## Problem requirements:
Can you reproduce the records word for word, from the first line through the line that contains "form-row-label-text: Return [201,361,223,369]"?

(Layout annotation data)
════════════════════

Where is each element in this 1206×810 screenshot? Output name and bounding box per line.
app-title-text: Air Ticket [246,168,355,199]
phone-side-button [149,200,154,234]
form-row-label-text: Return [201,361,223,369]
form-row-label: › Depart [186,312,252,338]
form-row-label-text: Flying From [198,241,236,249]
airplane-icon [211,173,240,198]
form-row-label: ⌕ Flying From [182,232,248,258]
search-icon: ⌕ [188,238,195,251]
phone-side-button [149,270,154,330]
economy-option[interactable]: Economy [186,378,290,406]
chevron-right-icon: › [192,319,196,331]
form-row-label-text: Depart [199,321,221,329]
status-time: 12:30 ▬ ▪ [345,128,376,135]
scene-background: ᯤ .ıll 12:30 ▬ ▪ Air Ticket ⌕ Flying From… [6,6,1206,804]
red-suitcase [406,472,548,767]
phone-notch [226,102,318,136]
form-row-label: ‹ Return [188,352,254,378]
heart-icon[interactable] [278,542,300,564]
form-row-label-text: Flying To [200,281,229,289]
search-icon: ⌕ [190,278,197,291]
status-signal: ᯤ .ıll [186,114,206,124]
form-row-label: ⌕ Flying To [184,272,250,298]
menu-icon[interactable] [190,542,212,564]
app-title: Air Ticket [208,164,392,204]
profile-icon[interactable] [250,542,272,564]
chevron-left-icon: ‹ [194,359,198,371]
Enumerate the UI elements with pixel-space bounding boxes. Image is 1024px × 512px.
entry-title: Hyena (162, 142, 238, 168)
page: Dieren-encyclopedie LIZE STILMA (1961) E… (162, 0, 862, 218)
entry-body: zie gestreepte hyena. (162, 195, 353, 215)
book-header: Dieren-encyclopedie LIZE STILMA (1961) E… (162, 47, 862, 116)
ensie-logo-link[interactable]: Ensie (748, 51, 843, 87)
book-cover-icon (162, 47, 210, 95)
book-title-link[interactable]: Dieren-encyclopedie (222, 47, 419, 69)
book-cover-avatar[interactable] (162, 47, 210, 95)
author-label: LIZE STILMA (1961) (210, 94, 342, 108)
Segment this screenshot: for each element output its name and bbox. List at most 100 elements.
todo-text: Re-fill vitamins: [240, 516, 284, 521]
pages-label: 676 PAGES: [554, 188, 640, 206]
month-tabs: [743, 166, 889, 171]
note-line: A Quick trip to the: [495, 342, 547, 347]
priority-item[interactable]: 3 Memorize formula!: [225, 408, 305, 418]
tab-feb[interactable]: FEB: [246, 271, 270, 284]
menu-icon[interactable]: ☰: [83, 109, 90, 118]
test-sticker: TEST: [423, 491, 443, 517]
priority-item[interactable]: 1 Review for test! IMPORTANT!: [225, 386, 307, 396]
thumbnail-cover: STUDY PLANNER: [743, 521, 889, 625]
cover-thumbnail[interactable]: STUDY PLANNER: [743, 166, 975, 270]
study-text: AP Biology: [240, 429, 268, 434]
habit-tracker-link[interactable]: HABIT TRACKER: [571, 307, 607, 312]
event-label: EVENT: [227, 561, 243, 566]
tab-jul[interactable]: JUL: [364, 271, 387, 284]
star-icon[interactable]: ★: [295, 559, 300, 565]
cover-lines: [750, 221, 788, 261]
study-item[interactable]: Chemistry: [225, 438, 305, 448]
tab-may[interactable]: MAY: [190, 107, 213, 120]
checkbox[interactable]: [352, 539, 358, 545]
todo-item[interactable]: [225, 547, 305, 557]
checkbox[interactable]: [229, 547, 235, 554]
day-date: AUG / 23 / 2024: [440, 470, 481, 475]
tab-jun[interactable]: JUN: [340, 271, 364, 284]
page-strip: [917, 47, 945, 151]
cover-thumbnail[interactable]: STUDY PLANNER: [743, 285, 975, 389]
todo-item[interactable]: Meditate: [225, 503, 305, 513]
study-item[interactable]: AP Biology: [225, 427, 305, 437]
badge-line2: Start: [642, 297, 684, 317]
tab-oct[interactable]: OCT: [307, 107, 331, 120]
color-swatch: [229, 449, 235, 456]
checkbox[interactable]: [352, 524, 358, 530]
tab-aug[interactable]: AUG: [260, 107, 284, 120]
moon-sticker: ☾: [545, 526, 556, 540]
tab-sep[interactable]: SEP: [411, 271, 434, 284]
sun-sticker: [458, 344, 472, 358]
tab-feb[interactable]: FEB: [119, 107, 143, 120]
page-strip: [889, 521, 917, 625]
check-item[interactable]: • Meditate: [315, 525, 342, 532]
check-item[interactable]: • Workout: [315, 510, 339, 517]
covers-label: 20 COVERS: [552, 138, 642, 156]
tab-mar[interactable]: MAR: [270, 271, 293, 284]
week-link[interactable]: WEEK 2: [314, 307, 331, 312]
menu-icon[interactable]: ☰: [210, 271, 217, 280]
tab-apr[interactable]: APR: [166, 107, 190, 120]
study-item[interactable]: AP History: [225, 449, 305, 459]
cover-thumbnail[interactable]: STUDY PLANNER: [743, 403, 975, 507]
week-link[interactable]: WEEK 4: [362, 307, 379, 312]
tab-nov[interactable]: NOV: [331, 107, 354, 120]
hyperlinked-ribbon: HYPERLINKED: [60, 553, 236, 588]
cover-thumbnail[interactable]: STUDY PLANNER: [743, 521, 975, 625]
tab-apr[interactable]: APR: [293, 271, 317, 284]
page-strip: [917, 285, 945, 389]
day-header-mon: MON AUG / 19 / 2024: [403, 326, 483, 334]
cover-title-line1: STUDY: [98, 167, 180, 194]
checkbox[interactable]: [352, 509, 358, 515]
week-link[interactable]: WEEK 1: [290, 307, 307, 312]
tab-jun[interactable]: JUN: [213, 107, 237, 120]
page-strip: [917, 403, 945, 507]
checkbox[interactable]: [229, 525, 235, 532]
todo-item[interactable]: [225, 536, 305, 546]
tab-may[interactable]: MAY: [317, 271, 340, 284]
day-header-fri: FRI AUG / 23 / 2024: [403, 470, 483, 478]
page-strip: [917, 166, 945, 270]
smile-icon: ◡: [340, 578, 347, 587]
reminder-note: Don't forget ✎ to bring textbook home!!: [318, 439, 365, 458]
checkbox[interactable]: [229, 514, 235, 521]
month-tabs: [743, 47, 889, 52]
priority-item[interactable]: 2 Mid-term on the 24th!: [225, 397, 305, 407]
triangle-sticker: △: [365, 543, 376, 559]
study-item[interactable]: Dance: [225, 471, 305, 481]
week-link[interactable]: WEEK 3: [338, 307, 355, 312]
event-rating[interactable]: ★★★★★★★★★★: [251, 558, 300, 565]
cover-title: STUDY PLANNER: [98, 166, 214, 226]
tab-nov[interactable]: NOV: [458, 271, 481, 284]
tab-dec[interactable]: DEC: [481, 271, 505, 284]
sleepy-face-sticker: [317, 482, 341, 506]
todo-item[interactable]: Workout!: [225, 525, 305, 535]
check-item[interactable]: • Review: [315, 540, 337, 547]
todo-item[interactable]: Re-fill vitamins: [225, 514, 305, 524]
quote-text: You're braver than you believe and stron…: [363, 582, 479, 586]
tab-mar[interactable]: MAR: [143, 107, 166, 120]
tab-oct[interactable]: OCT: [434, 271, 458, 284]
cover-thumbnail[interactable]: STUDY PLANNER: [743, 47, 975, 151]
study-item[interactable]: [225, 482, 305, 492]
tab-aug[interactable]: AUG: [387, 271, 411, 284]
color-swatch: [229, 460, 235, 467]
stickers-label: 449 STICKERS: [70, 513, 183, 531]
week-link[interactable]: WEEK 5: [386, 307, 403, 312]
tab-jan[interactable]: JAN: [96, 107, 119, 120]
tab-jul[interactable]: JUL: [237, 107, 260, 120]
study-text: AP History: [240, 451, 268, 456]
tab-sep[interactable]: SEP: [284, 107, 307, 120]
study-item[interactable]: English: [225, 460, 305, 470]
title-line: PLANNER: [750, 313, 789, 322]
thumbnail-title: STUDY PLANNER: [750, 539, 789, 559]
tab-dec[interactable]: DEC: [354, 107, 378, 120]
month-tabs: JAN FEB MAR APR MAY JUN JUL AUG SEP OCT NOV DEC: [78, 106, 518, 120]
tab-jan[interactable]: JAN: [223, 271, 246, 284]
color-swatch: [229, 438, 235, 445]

════════════════════

## Expected output:
Where is each element in this 1206×810 screenshot? Output name and bounding box per line.
app-title-text: Air Ticket [246,168,355,199]
phone-side-button [149,200,154,234]
form-row-label-text: Return [201,361,223,369]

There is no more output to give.